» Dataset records
┏━━

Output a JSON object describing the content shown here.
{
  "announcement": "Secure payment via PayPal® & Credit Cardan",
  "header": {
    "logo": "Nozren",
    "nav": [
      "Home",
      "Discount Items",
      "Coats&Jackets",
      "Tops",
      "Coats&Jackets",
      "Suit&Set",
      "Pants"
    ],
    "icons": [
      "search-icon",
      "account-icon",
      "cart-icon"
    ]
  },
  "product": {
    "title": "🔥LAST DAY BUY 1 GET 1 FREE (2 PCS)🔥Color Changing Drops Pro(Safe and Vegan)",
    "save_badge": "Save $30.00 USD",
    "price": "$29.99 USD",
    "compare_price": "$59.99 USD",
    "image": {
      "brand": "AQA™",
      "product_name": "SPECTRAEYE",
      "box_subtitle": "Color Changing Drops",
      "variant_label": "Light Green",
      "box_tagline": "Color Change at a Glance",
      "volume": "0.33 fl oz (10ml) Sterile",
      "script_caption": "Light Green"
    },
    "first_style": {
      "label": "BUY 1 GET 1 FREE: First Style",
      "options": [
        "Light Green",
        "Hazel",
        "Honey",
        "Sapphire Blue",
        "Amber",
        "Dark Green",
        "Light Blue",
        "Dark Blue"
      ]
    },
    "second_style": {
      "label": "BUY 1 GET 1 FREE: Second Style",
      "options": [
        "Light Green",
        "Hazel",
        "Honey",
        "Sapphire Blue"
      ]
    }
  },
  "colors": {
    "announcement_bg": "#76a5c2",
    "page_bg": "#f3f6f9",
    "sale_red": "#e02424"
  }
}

┗━━

» INSTRUCTIONS FOR THE TASK
Your task is to pick out every line with the string "Green" and copy it.

» RESULT
      "variant_label": "Light Green",
      "script_caption": "Light Green"
        "Light Green",
        "Dark Green",
        "Light Green",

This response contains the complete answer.